## Collected data entries
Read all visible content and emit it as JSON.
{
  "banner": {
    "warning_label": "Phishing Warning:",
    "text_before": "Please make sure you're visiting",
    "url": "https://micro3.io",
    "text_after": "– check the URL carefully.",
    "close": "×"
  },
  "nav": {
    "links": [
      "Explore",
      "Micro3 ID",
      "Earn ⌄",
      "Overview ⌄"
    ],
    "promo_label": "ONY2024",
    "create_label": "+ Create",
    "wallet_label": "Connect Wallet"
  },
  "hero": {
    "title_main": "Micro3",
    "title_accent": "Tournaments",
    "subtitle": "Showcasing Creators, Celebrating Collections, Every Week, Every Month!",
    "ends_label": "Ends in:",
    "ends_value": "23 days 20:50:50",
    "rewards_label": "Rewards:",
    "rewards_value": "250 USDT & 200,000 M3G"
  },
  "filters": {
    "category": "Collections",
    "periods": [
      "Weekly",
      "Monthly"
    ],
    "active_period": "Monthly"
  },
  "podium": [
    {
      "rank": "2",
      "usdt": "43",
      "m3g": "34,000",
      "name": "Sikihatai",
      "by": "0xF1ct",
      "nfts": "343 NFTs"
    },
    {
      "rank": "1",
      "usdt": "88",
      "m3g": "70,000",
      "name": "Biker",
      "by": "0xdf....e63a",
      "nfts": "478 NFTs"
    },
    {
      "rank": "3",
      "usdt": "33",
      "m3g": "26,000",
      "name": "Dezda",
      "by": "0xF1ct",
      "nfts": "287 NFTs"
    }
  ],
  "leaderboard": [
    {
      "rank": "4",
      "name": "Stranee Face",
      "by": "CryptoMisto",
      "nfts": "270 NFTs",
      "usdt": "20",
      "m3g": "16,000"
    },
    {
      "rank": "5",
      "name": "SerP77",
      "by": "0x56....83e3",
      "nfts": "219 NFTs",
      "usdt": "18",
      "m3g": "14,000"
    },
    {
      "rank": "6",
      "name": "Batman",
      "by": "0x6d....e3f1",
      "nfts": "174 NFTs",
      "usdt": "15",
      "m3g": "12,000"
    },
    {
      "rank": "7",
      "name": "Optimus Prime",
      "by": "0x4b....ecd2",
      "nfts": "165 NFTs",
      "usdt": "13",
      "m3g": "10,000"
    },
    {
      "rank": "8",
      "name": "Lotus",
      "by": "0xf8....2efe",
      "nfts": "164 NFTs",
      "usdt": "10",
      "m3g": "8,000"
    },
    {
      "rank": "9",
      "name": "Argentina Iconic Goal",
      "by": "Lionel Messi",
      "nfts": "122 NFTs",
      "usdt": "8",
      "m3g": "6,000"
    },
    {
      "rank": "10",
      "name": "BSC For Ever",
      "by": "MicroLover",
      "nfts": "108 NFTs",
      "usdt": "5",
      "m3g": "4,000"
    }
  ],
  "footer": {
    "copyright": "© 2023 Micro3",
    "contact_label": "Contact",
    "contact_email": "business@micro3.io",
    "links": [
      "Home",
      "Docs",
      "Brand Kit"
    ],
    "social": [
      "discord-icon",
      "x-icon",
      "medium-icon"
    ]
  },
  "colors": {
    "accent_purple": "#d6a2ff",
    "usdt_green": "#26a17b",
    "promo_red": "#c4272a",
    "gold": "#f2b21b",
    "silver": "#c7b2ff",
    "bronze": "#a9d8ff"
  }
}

## Direction
Set down the listing in full, keeping every word exactly as it is.

## Result of this exercise
Read all visible content and emit it as JSON.
{
  "banner": {
    "warning_label": "Phishing Warning:",
    "text_before": "Please make sure you're visiting",
    "url": "https://micro3.io",
    "text_after": "– check the URL carefully.",
    "close": "×"
  },
  "nav": {
    "links": [
      "Explore",
      "Micro3 ID",
      "Earn ⌄",
      "Overview ⌄"
    ],
    "promo_label": "ONY2024",
    "create_label": "+ Create",
    "wallet_label": "Connect Wallet"
  },
  "hero": {
    "title_main": "Micro3",
    "title_accent": "Tournaments",
    "subtitle": "Showcasing Creators, Celebrating Collections, Every Week, Every Month!",
    "ends_label": "Ends in:",
    "ends_value": "23 days 20:50:50",
    "rewards_label": "Rewards:",
    "rewards_value": "250 USDT & 200,000 M3G"
  },
  "filters": {
    "category": "Collections",
    "periods": [
      "Weekly",
      "Monthly"
    ],
    "active_period": "Monthly"
  },
  "podium": [
    {
      "rank": "2",
      "usdt": "43",
      "m3g": "34,000",
      "name": "Sikihatai",
      "by": "0xF1ct",
      "nfts": "343 NFTs"
    },
    {
      "rank": "1",
      "usdt": "88",
      "m3g": "70,000",
      "name": "Biker",
      "by": "0xdf....e63a",
      "nfts": "478 NFTs"
    },
    {
      "rank": "3",
      "usdt": "33",
      "m3g": "26,000",
      "name": "Dezda",
      "by": "0xF1ct",
      "nfts": "287 NFTs"
    }
  ],
  "leaderboard": [
    {
      "rank": "4",
      "name": "Stranee Face",
      "by": "CryptoMisto",
      "nfts": "270 NFTs",
      "usdt": "20",
      "m3g": "16,000"
    },
    {
      "rank": "5",
      "name": "SerP77",
      "by": "0x56....83e3",
      "nfts": "219 NFTs",
      "usdt": "18",
      "m3g": "14,000"
    },
    {
      "rank": "6",
      "name": "Batman",
      "by": "0x6d....e3f1",
      "nfts": "174 NFTs",
      "usdt": "15",
      "m3g": "12,000"
    },
    {
      "rank": "7",
      "name": "Optimus Prime",
      "by": "0x4b....ecd2",
      "nfts": "165 NFTs",
      "usdt": "13",
      "m3g": "10,000"
    },
    {
      "rank": "8",
      "name": "Lotus",
      "by": "0xf8....2efe",
      "nfts": "164 NFTs",
      "usdt": "10",
      "m3g": "8,000"
    },
    {
      "rank": "9",
      "name": "Argentina Iconic Goal",
      "by": "Lionel Messi",
      "nfts": "122 NFTs",
      "usdt": "8",
      "m3g": "6,000"
    },
    {
      "rank": "10",
      "name": "BSC For Ever",
      "by": "MicroLover",
      "nfts": "108 NFTs",
      "usdt": "5",
      "m3g": "4,000"
    }
  ],
  "footer": {
    "copyright": "© 2023 Micro3",
    "contact_label": "Contact",
    "contact_email": "business@micro3.io",
    "links": [
      "Home",
      "Docs",
      "Brand Kit"
    ],
    "social": [
      "discord-icon",
      "x-icon",
      "medium-icon"
    ]
  },
  "colors": {
    "accent_purple": "#d6a2ff",
    "usdt_green": "#26a17b",
    "promo_red": "#c4272a",
    "gold": "#f2b21b",
    "silver": "#c7b2ff",
    "bronze": "#a9d8ff"
  }
}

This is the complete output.